BEGIN Record set

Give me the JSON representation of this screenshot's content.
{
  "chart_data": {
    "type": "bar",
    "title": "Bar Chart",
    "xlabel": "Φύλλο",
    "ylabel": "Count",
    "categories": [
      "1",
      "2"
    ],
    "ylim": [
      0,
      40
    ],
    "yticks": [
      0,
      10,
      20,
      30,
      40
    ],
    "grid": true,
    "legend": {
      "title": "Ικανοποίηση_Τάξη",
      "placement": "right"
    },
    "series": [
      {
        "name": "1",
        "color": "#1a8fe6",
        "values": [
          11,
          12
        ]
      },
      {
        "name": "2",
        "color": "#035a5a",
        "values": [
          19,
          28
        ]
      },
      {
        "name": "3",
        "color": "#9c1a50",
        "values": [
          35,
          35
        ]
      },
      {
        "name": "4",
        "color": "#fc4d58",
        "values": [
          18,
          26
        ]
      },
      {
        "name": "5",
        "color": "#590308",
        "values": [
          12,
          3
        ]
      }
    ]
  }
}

END Record set

» To be done: Only lines that contain the word "color" are wanted; copy each of them.

» Complete answer:
        "color": "#1a8fe6",
        "color": "#035a5a",
        "color": "#9c1a50",
        "color": "#fc4d58",
        "color": "#590308",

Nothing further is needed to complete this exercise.